> Written task
Output all of the entries exactly as written.
[START OF Data]
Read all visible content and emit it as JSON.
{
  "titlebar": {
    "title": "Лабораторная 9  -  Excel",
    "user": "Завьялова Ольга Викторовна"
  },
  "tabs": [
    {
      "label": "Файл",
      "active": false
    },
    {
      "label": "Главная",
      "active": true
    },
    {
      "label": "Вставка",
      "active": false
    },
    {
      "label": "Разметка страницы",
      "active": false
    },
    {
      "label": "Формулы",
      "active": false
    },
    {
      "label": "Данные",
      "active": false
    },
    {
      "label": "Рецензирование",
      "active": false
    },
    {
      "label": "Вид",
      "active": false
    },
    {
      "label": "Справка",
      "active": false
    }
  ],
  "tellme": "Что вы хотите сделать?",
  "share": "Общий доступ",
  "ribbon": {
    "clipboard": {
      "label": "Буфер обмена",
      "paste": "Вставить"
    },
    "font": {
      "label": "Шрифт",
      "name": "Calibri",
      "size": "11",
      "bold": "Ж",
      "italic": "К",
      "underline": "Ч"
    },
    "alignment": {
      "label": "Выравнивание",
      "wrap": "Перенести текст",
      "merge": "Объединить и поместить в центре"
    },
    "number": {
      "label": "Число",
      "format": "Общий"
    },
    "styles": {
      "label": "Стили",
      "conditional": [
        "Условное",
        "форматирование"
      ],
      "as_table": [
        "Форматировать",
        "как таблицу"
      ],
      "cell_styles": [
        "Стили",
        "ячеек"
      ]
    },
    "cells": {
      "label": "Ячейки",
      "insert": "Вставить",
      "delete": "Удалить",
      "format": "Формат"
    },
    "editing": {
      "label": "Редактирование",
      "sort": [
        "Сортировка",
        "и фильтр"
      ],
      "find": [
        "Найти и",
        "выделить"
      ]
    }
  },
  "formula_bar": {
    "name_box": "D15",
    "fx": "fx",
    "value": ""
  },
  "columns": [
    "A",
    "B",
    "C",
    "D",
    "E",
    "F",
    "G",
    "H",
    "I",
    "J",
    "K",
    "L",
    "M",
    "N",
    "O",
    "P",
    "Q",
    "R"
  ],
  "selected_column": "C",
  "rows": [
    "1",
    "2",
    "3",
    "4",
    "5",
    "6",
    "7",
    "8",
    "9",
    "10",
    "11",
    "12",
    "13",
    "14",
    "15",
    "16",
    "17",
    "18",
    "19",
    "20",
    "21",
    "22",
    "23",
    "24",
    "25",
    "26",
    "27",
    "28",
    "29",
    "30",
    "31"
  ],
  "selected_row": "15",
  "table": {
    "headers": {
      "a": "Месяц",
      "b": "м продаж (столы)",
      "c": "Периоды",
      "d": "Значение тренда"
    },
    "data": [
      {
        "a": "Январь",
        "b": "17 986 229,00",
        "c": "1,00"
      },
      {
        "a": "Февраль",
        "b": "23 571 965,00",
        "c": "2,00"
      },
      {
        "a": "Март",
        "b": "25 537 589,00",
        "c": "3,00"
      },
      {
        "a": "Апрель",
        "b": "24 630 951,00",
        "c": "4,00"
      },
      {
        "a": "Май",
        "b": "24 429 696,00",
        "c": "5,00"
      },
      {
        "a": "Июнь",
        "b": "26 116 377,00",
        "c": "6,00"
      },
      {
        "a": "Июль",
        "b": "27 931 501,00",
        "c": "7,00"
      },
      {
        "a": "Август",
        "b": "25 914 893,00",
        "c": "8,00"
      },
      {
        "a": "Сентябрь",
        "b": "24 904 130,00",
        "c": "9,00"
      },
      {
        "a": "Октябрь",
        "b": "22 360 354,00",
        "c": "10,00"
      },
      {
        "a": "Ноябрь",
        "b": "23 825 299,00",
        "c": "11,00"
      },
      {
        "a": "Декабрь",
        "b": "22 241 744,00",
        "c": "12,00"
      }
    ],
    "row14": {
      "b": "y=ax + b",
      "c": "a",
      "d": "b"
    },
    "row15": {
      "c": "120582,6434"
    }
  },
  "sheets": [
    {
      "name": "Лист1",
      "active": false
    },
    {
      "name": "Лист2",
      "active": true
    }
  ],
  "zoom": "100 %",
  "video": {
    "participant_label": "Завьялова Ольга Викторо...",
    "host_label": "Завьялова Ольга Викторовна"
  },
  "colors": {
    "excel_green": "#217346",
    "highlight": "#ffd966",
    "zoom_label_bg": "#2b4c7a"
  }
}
[END OF Data]
> Correct response
Read all visible content and emit it as JSON.
{
  "titlebar": {
    "title": "Лабораторная 9  -  Excel",
    "user": "Завьялова Ольга Викторовна"
  },
  "tabs": [
    {
      "label": "Файл",
      "active": false
    },
    {
      "label": "Главная",
      "active": true
    },
    {
      "label": "Вставка",
      "active": false
    },
    {
      "label": "Разметка страницы",
      "active": false
    },
    {
      "label": "Формулы",
      "active": false
    },
    {
      "label": "Данные",
      "active": false
    },
    {
      "label": "Рецензирование",
      "active": false
    },
    {
      "label": "Вид",
      "active": false
    },
    {
      "label": "Справка",
      "active": false
    }
  ],
  "tellme": "Что вы хотите сделать?",
  "share": "Общий доступ",
  "ribbon": {
    "clipboard": {
      "label": "Буфер обмена",
      "paste": "Вставить"
    },
    "font": {
      "label": "Шрифт",
      "name": "Calibri",
      "size": "11",
      "bold": "Ж",
      "italic": "К",
      "underline": "Ч"
    },
    "alignment": {
      "label": "Выравнивание",
      "wrap": "Перенести текст",
      "merge": "Объединить и поместить в центре"
    },
    "number": {
      "label": "Число",
      "format": "Общий"
    },
    "styles": {
      "label": "Стили",
      "conditional": [
        "Условное",
        "форматирование"
      ],
      "as_table": [
        "Форматировать",
        "как таблицу"
      ],
      "cell_styles": [
        "Стили",
        "ячеек"
      ]
    },
    "cells": {
      "label": "Ячейки",
      "insert": "Вставить",
      "delete": "Удалить",
      "format": "Формат"
    },
    "editing": {
      "label": "Редактирование",
      "sort": [
        "Сортировка",
        "и фильтр"
      ],
      "find": [
        "Найти и",
        "выделить"
      ]
    }
  },
  "formula_bar": {
    "name_box": "D15",
    "fx": "fx",
    "value": ""
  },
  "columns": [
    "A",
    "B",
    "C",
    "D",
    "E",
    "F",
    "G",
    "H",
    "I",
    "J",
    "K",
    "L",
    "M",
    "N",
    "O",
    "P",
    "Q",
    "R"
  ],
  "selected_column": "C",
  "rows": [
    "1",
    "2",
    "3",
    "4",
    "5",
    "6",
    "7",
    "8",
    "9",
    "10",
    "11",
    "12",
    "13",
    "14",
    "15",
    "16",
    "17",
    "18",
    "19",
    "20",
    "21",
    "22",
    "23",
    "24",
    "25",
    "26",
    "27",
    "28",
    "29",
    "30",
    "31"
  ],
  "selected_row": "15",
  "table": {
    "headers": {
      "a": "Месяц",
      "b": "м продаж (столы)",
      "c": "Периоды",
      "d": "Значение тренда"
    },
    "data": [
      {
        "a": "Январь",
        "b": "17 986 229,00",
        "c": "1,00"
      },
      {
        "a": "Февраль",
        "b": "23 571 965,00",
        "c": "2,00"
      },
      {
        "a": "Март",
        "b": "25 537 589,00",
        "c": "3,00"
      },
      {
        "a": "Апрель",
        "b": "24 630 951,00",
        "c": "4,00"
      },
      {
        "a": "Май",
        "b": "24 429 696,00",
        "c": "5,00"
      },
      {
        "a": "Июнь",
        "b": "26 116 377,00",
        "c": "6,00"
      },
      {
        "a": "Июль",
        "b": "27 931 501,00",
        "c": "7,00"
      },
      {
        "a": "Август",
        "b": "25 914 893,00",
        "c": "8,00"
      },
      {
        "a": "Сентябрь",
        "b": "24 904 130,00",
        "c": "9,00"
      },
      {
        "a": "Октябрь",
        "b": "22 360 354,00",
        "c": "10,00"
      },
      {
        "a": "Ноябрь",
        "b": "23 825 299,00",
        "c": "11,00"
      },
      {
        "a": "Декабрь",
        "b": "22 241 744,00",
        "c": "12,00"
      }
    ],
    "row14": {
      "b": "y=ax + b",
      "c": "a",
      "d": "b"
    },
    "row15": {
      "c": "120582,6434"
    }
  },
  "sheets": [
    {
      "name": "Лист1",
      "active": false
    },
    {
      "name": "Лист2",
      "active": true
    }
  ],
  "zoom": "100 %",
  "video": {
    "participant_label": "Завьялова Ольга Викторо...",
    "host_label": "Завьялова Ольга Викторовна"
  },
  "colors": {
    "excel_green": "#217346",
    "highlight": "#ffd966",
    "zoom_label_bg": "#2b4c7a"
  }
}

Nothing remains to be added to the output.